◆ Records excerpted from a collection ◆

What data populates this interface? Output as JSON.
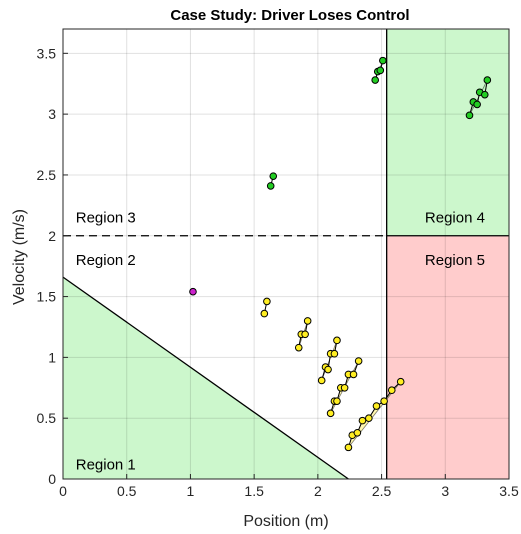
{
  "chart_data": {
    "type": "scatter",
    "title": "Case Study: Driver Loses Control",
    "xlabel": "Position (m)",
    "ylabel": "Velocity (m/s)",
    "xlim": [
      0,
      3.5
    ],
    "ylim": [
      0,
      3.7
    ],
    "xticks": [
      0,
      0.5,
      1,
      1.5,
      2,
      2.5,
      3,
      3.5
    ],
    "xtick_labels": [
      "0",
      "0.5",
      "1",
      "1.5",
      "2",
      "2.5",
      "3",
      "3.5"
    ],
    "yticks": [
      0,
      0.5,
      1,
      1.5,
      2,
      2.5,
      3,
      3.5
    ],
    "ytick_labels": [
      "0",
      "0.5",
      "1",
      "1.5",
      "2",
      "2.5",
      "3",
      "3.5"
    ],
    "grid": true,
    "threshold_velocity": 2.0,
    "threshold_position": 2.54,
    "regions": [
      {
        "label": "Region 1",
        "color": "#ccf7cc",
        "vertices": [
          [
            0,
            0
          ],
          [
            2.24,
            0
          ],
          [
            0,
            1.66
          ]
        ],
        "label_at": [
          0.1,
          0.12
        ]
      },
      {
        "label": "Region 2",
        "label_at": [
          0.1,
          1.8
        ]
      },
      {
        "label": "Region 3",
        "label_at": [
          0.1,
          2.15
        ]
      },
      {
        "label": "Region 4",
        "color": "#ccf7cc",
        "vertices": [
          [
            2.54,
            2.0
          ],
          [
            3.5,
            2.0
          ],
          [
            3.5,
            3.7
          ],
          [
            2.54,
            3.7
          ]
        ],
        "label_at": [
          2.84,
          2.15
        ]
      },
      {
        "label": "Region 5",
        "color": "#ffcccc",
        "vertices": [
          [
            2.54,
            0
          ],
          [
            3.5,
            0
          ],
          [
            3.5,
            2.0
          ],
          [
            2.54,
            2.0
          ]
        ],
        "label_at": [
          2.84,
          1.8
        ]
      }
    ],
    "boundary_line": [
      [
        0,
        1.66
      ],
      [
        2.24,
        0
      ]
    ],
    "colors": {
      "green_points": "#22cc22",
      "yellow_points": "#ffee22",
      "magenta_point": "#cc22cc",
      "yellow_fill": "#fff6b0",
      "green_fill": "#bdf5bd",
      "dashed_line": "#000000"
    },
    "green_clusters": [
      {
        "points": [
          [
            1.63,
            2.41
          ],
          [
            1.65,
            2.49
          ]
        ]
      },
      {
        "points": [
          [
            2.45,
            3.28
          ],
          [
            2.47,
            3.35
          ],
          [
            2.49,
            3.36
          ],
          [
            2.51,
            3.44
          ]
        ]
      },
      {
        "points": [
          [
            3.19,
            2.99
          ],
          [
            3.22,
            3.1
          ],
          [
            3.25,
            3.08
          ],
          [
            3.27,
            3.18
          ],
          [
            3.31,
            3.16
          ],
          [
            3.33,
            3.28
          ]
        ]
      }
    ],
    "magenta_points": [
      [
        1.02,
        1.54
      ]
    ],
    "yellow_clusters": [
      {
        "points": [
          [
            1.58,
            1.36
          ],
          [
            1.6,
            1.46
          ]
        ]
      },
      {
        "points": [
          [
            1.85,
            1.08
          ],
          [
            1.87,
            1.19
          ],
          [
            1.9,
            1.19
          ],
          [
            1.92,
            1.3
          ]
        ]
      },
      {
        "points": [
          [
            2.03,
            0.81
          ],
          [
            2.06,
            0.92
          ],
          [
            2.08,
            0.9
          ],
          [
            2.1,
            1.03
          ],
          [
            2.13,
            1.03
          ],
          [
            2.15,
            1.14
          ]
        ]
      },
      {
        "points": [
          [
            2.1,
            0.54
          ],
          [
            2.13,
            0.64
          ],
          [
            2.15,
            0.64
          ],
          [
            2.18,
            0.75
          ],
          [
            2.21,
            0.75
          ],
          [
            2.24,
            0.86
          ],
          [
            2.28,
            0.86
          ],
          [
            2.32,
            0.97
          ]
        ]
      },
      {
        "points": [
          [
            2.24,
            0.26
          ],
          [
            2.27,
            0.36
          ],
          [
            2.31,
            0.38
          ],
          [
            2.35,
            0.48
          ],
          [
            2.4,
            0.5
          ],
          [
            2.46,
            0.6
          ],
          [
            2.52,
            0.64
          ],
          [
            2.58,
            0.73
          ],
          [
            2.65,
            0.8
          ]
        ]
      }
    ]
  }
}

◆ Work to be completed ◆
Reproduce all of the material exactly, apart from the pictures.

◆ Worked solution ◆
What data populates this interface? Output as JSON.
{
  "chart_data": {
    "type": "scatter",
    "title": "Case Study: Driver Loses Control",
    "xlabel": "Position (m)",
    "ylabel": "Velocity (m/s)",
    "xlim": [
      0,
      3.5
    ],
    "ylim": [
      0,
      3.7
    ],
    "xticks": [
      0,
      0.5,
      1,
      1.5,
      2,
      2.5,
      3,
      3.5
    ],
    "xtick_labels": [
      "0",
      "0.5",
      "1",
      "1.5",
      "2",
      "2.5",
      "3",
      "3.5"
    ],
    "yticks": [
      0,
      0.5,
      1,
      1.5,
      2,
      2.5,
      3,
      3.5
    ],
    "ytick_labels": [
      "0",
      "0.5",
      "1",
      "1.5",
      "2",
      "2.5",
      "3",
      "3.5"
    ],
    "grid": true,
    "threshold_velocity": 2.0,
    "threshold_position": 2.54,
    "regions": [
      {
        "label": "Region 1",
        "color": "#ccf7cc",
        "vertices": [
          [
            0,
            0
          ],
          [
            2.24,
            0
          ],
          [
            0,
            1.66
          ]
        ],
        "label_at": [
          0.1,
          0.12
        ]
      },
      {
        "label": "Region 2",
        "label_at": [
          0.1,
          1.8
        ]
      },
      {
        "label": "Region 3",
        "label_at": [
          0.1,
          2.15
        ]
      },
      {
        "label": "Region 4",
        "color": "#ccf7cc",
        "vertices": [
          [
            2.54,
            2.0
          ],
          [
            3.5,
            2.0
          ],
          [
            3.5,
            3.7
          ],
          [
            2.54,
            3.7
          ]
        ],
        "label_at": [
          2.84,
          2.15
        ]
      },
      {
        "label": "Region 5",
        "color": "#ffcccc",
        "vertices": [
          [
            2.54,
            0
          ],
          [
            3.5,
            0
          ],
          [
            3.5,
            2.0
          ],
          [
            2.54,
            2.0
          ]
        ],
        "label_at": [
          2.84,
          1.8
        ]
      }
    ],
    "boundary_line": [
      [
        0,
        1.66
      ],
      [
        2.24,
        0
      ]
    ],
    "colors": {
      "green_points": "#22cc22",
      "yellow_points": "#ffee22",
      "magenta_point": "#cc22cc",
      "yellow_fill": "#fff6b0",
      "green_fill": "#bdf5bd",
      "dashed_line": "#000000"
    },
    "green_clusters": [
      {
        "points": [
          [
            1.63,
            2.41
          ],
          [
            1.65,
            2.49
          ]
        ]
      },
      {
        "points": [
          [
            2.45,
            3.28
          ],
          [
            2.47,
            3.35
          ],
          [
            2.49,
            3.36
          ],
          [
            2.51,
            3.44
          ]
        ]
      },
      {
        "points": [
          [
            3.19,
            2.99
          ],
          [
            3.22,
            3.1
          ],
          [
            3.25,
            3.08
          ],
          [
            3.27,
            3.18
          ],
          [
            3.31,
            3.16
          ],
          [
            3.33,
            3.28
          ]
        ]
      }
    ],
    "magenta_points": [
      [
        1.02,
        1.54
      ]
    ],
    "yellow_clusters": [
      {
        "points": [
          [
            1.58,
            1.36
          ],
          [
            1.6,
            1.46
          ]
        ]
      },
      {
        "points": [
          [
            1.85,
            1.08
          ],
          [
            1.87,
            1.19
          ],
          [
            1.9,
            1.19
          ],
          [
            1.92,
            1.3
          ]
        ]
      },
      {
        "points": [
          [
            2.03,
            0.81
          ],
          [
            2.06,
            0.92
          ],
          [
            2.08,
            0.9
          ],
          [
            2.1,
            1.03
          ],
          [
            2.13,
            1.03
          ],
          [
            2.15,
            1.14
          ]
        ]
      },
      {
        "points": [
          [
            2.1,
            0.54
          ],
          [
            2.13,
            0.64
          ],
          [
            2.15,
            0.64
          ],
          [
            2.18,
            0.75
          ],
          [
            2.21,
            0.75
          ],
          [
            2.24,
            0.86
          ],
          [
            2.28,
            0.86
          ],
          [
            2.32,
            0.97
          ]
        ]
      },
      {
        "points": [
          [
            2.24,
            0.26
          ],
          [
            2.27,
            0.36
          ],
          [
            2.31,
            0.38
          ],
          [
            2.35,
            0.48
          ],
          [
            2.4,
            0.5
          ],
          [
            2.46,
            0.6
          ],
          [
            2.52,
            0.64
          ],
          [
            2.58,
            0.73
          ],
          [
            2.65,
            0.8
          ]
        ]
      }
    ]
  }
}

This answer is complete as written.